--- QUOTED TEXT ---
# # # #
In [1]:
import numpy as np
import tensorflow as tf

from tensorflow.keras import layers as tf_layers

%matplotlib inline
import matplotlib as mpl
from matplotlib import pyplot as plt

from stacked_hourglass import hourglass_block, create_stacked_hourglass_model

In [2]:
WIDTH, HEIGHT = 128, 96
N_KEYPOINTS = 9

# Basic FCN-like model

In [3]:
N_START = 32
N_FILTERS_BLOCK1 = 64
N_FILTERS_BLOCK2 = 128

In [4]:
img_input = tf.keras.Input(shape=(WIDTH, HEIGHT, 3))

x = img_input

# Encoder block 1
x = tf_layers.Conv2D(N_FILTERS_BLOCK1, (3, 3), padding='same', activation='relu')(x)
x = tf_layers.Conv2D(N_FILTERS_BLOCK1, (3, 3), padding='same', activation='relu')(x)
x = tf_layers.MaxPooling2D((2, 2), strides=(2, 2))(x)

# Encoder block 2
x = tf_layers.Conv2D(N_FILTERS_BLOCK2, (3, 3), padding='same', activation='relu')(x)
x = tf_layers.Conv2D(N_FILTERS_BLOCK2, (3, 3), padding='same', activation='relu')(x)
x = tf_layers.MaxPooling2D((2, 2), strides=(2, 2))(x)

# Decoder block 1
x = tf_layers.UpSampling2D((2 ,2))(x)
x = tf_layers.Conv2D(N_FILTERS_BLOCK1, (3, 3), padding='same', activation='relu')(x)
x = tf_layers.Conv2D(N_FILTERS_BLOCK1, (3, 3), padding='same', activation='relu')(x)

# Decoder block 1
x = tf_layers.UpSampling2D((2 ,2))(x)
x = tf_layers.Conv2D(N_START, (3, 3), padding='same', activation='relu')(x)
x = tf_layers.Conv2D(N_START, (3, 3), padding='same', activation='relu')(x)

# output
output = tf_layers.Conv2D(N_KEYPOINTS, (1, 1), activation='softmax')(x)

# model
basic_fcn_model = tf.keras.Model(img_input, output)
basic_fcn_model.summary()

Model: "model"
_________________________________________________________________
Layer (type)                 Output Shape              Param #   
input_1 (InputLayer)         [(None, 128, 96, 3)]      0         
_________________________________________________________________
conv2d (Conv2D)              (None, 128, 96, 64)       1792      
_________________________________________________________________
conv2d_1 (Conv2D)            (None, 128, 96, 64)       36928     
_________________________________________________________________
max_pooling2d (MaxPooling2D) (None, 64, 48, 64)        0         
_________________________________________________________________
conv2d_2 (Conv2D)            (None, 64, 48, 128)       73856     
_________________________________________________________________
conv2d_3 (Conv2D)            (None, 64, 48, 128)       147584    
_________________________________________________________________
max_pooling2d_1 (MaxPooling2 (None, 32, 24, 128)       0     

# Single hourglass

In [5]:
# "simple" variant
# def residual_module(x, n_filters):
#     return tf_layers.Conv2D(n_filters, (3, 3), padding='same', activation='relu')(x)

# def residual_module(x, n_filters):
#     skip = tf_layers.Conv2D(n_filters, (1, 1), activation='relu')(x)
    
#     x = tf_layers.Conv2D(n_filters // 2, (1, 1), activation='relu')(x)
# # # #
--- DATA LINES ---
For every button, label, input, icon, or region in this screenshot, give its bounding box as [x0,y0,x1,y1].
# # # #
--- PROBLEMS TO SOLVE ---
1 – Rewrite the notebook from "# Single hourglass" up to and including "2, (1, 1), activation='relu')(x)", using "res_block" in place of "residual_module".
2 – In the notebook's model summary, why does the output shape go from (None, 128, 96, 64) at conv2d_1 to (None, 64, 48, 64) at max_pooling2d? Answer in one to three sentences.
3 – Write what comes next in the notebook's code, starting after its last line.
The lines have nothing to do with the notebook.

--- WRITTEN ANSWERS ---
1 –
# Single hourglass

In [5]:
# "simple" variant
# def res_block(x, n_filters):
#     return tf_layers.Conv2D(n_filters, (3, 3), padding='same', activation='relu')(x)

# def res_block(x, n_filters):
#     skip = tf_layers.Conv2D(n_filters, (1, 1), activation='relu')(x)
    
#     x = tf_layers.Conv2D(n_filters // 2, (1, 1), activation='relu')(x)

2 – The layer after conv2d_1 is MaxPooling2D with a (2, 2) pool and strides of (2, 2). This halves the width and height from 128 and 96 to 64 and 48. The 64 filters from the conv layer before it are kept.

3 –
#     x = tf_layers.Conv2D(n_filters // 2, (3, 3), padding='same', activation='relu')(x)
#     x = tf_layers.Conv2D(n_filters, (1, 1), activation='relu')(x)
#     x = tf_layers.Add()([skip, x])
    
#     return x

# def hourglass_module(x, n_filters, max_filters=256):
#     if n_filters >= max_filters: # bottleneck
#         x = residual_module(x, n_filters)
#         x = residual_module(x, n_filters // 2)
#     else:                        # left and right half blocks
#         x = residual_module(x, n_filters)
#         skip = x
#         x = tf_layers.MaxPooling2D((2, 2), strides=(2, 2))(x)
        
#         x = hourglass_module(x, n_filters * 2, max_filters)
        
#         x = tf_layers.UpSampling2D((2, 2))(x)
#         x = tf_layers.Add()([skip, x])
#         x = residual_module(x, n_filters // 2)
        
#     return x

In [6]:
img_input = tf.keras.Input(shape=(WIDTH, HEIGHT, 3))
x = tf_layers.Conv2D(32, (3, 3), padding='same', activation='relu')(img_input)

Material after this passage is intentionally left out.